| SELECTED EXTRACT |
******
Today, brain computer-interface companies have to trick computers into thinking the signals coming from their implants are coming from a mouse, said Synchron Chief Executive Tom Oxley.
I can't work out what combination of retardation led to these words appearing in that order, but I hate it.
 
  • Agree
Reactions: MLK Ultra
Controlling a device with your thoughts is a massive step backwards surely?

I generally don't think about using my device (unless i'm doing something outside of the regular), like I am not consciously thinking about each individual keystroke while typing this i'm think of how to structure what i'm trying to communicate
 
Can't wait to be that cantankerous old bastard with no implants, maybe even no internet at that point fucking things up by simply refusing to eat ze bugs and live in the pod.
******
| EXERCISE |
In the forum thread on brain-computer interfaces, write out the passage starting with "Today, brain computer-interface" and going on through "Executive Tom Oxley.", updating "mouse" to "keyboard".
******
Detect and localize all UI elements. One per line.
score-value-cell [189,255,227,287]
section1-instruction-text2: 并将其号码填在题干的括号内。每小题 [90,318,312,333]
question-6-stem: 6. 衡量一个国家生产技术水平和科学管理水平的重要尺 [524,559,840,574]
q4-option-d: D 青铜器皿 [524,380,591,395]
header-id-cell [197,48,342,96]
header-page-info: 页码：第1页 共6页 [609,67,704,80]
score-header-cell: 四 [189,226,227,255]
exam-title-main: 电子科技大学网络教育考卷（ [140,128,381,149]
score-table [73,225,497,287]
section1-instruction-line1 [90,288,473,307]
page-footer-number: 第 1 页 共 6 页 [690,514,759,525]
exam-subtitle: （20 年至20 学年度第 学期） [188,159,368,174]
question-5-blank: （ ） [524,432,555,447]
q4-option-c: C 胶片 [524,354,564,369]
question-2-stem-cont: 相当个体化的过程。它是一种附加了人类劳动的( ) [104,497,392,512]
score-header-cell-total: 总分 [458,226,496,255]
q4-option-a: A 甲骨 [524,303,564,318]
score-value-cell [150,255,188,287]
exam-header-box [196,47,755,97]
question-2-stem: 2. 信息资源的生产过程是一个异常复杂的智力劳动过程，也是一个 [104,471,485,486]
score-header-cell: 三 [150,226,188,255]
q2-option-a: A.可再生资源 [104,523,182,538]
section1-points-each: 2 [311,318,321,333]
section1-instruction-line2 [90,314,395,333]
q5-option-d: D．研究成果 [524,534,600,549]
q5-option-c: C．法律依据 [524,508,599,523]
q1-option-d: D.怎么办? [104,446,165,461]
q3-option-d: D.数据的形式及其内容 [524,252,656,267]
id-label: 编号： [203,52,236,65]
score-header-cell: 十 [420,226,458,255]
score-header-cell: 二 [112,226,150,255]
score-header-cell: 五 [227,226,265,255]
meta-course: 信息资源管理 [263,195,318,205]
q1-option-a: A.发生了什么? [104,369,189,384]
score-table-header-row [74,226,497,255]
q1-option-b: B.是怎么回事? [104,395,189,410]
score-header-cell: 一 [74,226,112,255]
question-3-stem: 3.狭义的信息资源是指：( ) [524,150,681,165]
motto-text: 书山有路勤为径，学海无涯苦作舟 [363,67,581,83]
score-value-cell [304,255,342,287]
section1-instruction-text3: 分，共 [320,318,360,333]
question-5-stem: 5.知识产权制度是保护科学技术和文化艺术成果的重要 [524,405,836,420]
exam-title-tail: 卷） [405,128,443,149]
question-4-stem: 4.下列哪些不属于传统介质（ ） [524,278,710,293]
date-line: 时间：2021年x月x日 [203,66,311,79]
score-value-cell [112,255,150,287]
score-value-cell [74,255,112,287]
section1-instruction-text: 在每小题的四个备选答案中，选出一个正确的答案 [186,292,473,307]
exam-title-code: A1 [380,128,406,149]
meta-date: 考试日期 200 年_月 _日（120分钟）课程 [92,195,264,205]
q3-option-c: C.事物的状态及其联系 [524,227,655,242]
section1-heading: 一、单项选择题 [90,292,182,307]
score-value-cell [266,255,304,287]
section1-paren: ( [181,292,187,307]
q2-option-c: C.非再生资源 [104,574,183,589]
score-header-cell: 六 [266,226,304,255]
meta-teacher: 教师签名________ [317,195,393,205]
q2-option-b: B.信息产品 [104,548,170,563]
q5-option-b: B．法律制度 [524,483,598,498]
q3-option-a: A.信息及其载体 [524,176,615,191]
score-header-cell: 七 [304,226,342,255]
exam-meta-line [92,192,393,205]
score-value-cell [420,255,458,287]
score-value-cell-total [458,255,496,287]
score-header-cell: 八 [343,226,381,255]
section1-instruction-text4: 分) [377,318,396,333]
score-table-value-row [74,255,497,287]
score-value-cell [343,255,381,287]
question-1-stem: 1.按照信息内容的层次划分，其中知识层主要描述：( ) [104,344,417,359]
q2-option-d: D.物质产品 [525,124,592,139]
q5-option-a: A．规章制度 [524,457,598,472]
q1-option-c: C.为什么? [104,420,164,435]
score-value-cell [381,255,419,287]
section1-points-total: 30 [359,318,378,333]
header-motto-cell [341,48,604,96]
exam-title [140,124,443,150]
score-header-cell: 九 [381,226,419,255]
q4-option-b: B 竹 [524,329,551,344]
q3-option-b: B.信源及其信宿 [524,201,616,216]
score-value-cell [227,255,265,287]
******
| YOUR SOLUTION |
Today, brain computer-interface companies have to trick computers into thinking the signals coming from their implants are coming from a keyboard, said Synchron Chief Executive Tom Oxley.